-- Begin --

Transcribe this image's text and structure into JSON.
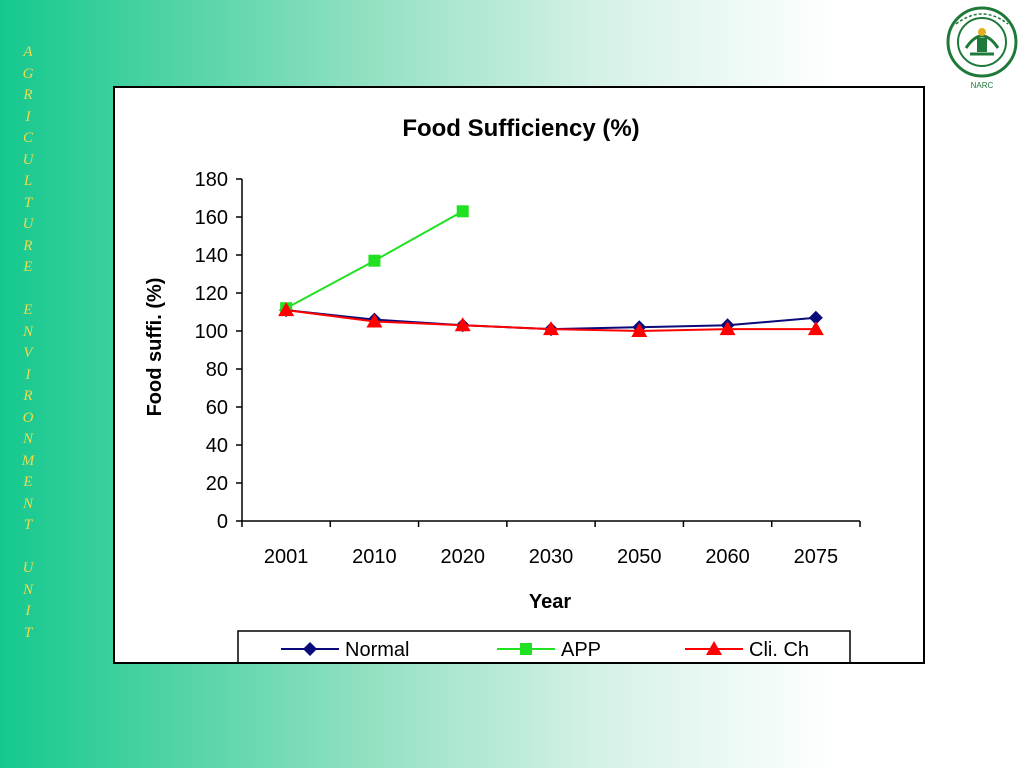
{
  "side_banner": [
    "A",
    "G",
    "R",
    "I",
    "C",
    "U",
    "L",
    "T",
    "U",
    "R",
    "E",
    "",
    "E",
    "N",
    "V",
    "I",
    "R",
    "O",
    "N",
    "M",
    "E",
    "N",
    "T",
    "",
    "U",
    "N",
    "I",
    "T"
  ],
  "logo": {
    "caption": "NARC",
    "icon": "narc-emblem-icon"
  },
  "chart_data": {
    "type": "line",
    "title": "Food Sufficiency (%)",
    "xlabel": "Year",
    "ylabel": "Food suffi. (%)",
    "categories": [
      "2001",
      "2010",
      "2020",
      "2030",
      "2050",
      "2060",
      "2075"
    ],
    "ylim": [
      0,
      180
    ],
    "yticks": [
      0,
      20,
      40,
      60,
      80,
      100,
      120,
      140,
      160,
      180
    ],
    "grid": false,
    "legend_position": "bottom",
    "series": [
      {
        "name": "Normal",
        "color": "#0a0a7a",
        "marker": "diamond",
        "values": [
          111,
          106,
          103,
          101,
          102,
          103,
          107
        ]
      },
      {
        "name": "APP",
        "color": "#22e022",
        "marker": "square",
        "values": [
          112,
          137,
          163,
          null,
          null,
          null,
          null
        ]
      },
      {
        "name": "Cli. Ch",
        "color": "#ff0000",
        "marker": "triangle",
        "values": [
          111,
          105,
          103,
          101,
          100,
          101,
          101
        ]
      }
    ]
  }
}
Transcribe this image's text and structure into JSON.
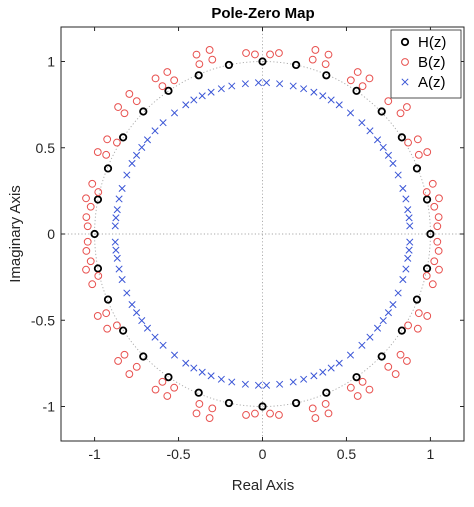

-- End --

● TASK TO COMPLETE:
Transcribe each entry above exactly, apart from the pictures.

● COMPLETE RESPONSE:
Transcribe this image's text and structure into JSON.
{
  "side_banner": [
    "A",
    "G",
    "R",
    "I",
    "C",
    "U",
    "L",
    "T",
    "U",
    "R",
    "E",
    "",
    "E",
    "N",
    "V",
    "I",
    "R",
    "O",
    "N",
    "M",
    "E",
    "N",
    "T",
    "",
    "U",
    "N",
    "I",
    "T"
  ],
  "logo": {
    "caption": "NARC",
    "icon": "narc-emblem-icon"
  },
  "chart_data": {
    "type": "line",
    "title": "Food Sufficiency (%)",
    "xlabel": "Year",
    "ylabel": "Food suffi. (%)",
    "categories": [
      "2001",
      "2010",
      "2020",
      "2030",
      "2050",
      "2060",
      "2075"
    ],
    "ylim": [
      0,
      180
    ],
    "yticks": [
      0,
      20,
      40,
      60,
      80,
      100,
      120,
      140,
      160,
      180
    ],
    "grid": false,
    "legend_position": "bottom",
    "series": [
      {
        "name": "Normal",
        "color": "#0a0a7a",
        "marker": "diamond",
        "values": [
          111,
          106,
          103,
          101,
          102,
          103,
          107
        ]
      },
      {
        "name": "APP",
        "color": "#22e022",
        "marker": "square",
        "values": [
          112,
          137,
          163,
          null,
          null,
          null,
          null
        ]
      },
      {
        "name": "Cli. Ch",
        "color": "#ff0000",
        "marker": "triangle",
        "values": [
          111,
          105,
          103,
          101,
          100,
          101,
          101
        ]
      }
    ]
  }
}
Transcribe this image's text and structure into JSON.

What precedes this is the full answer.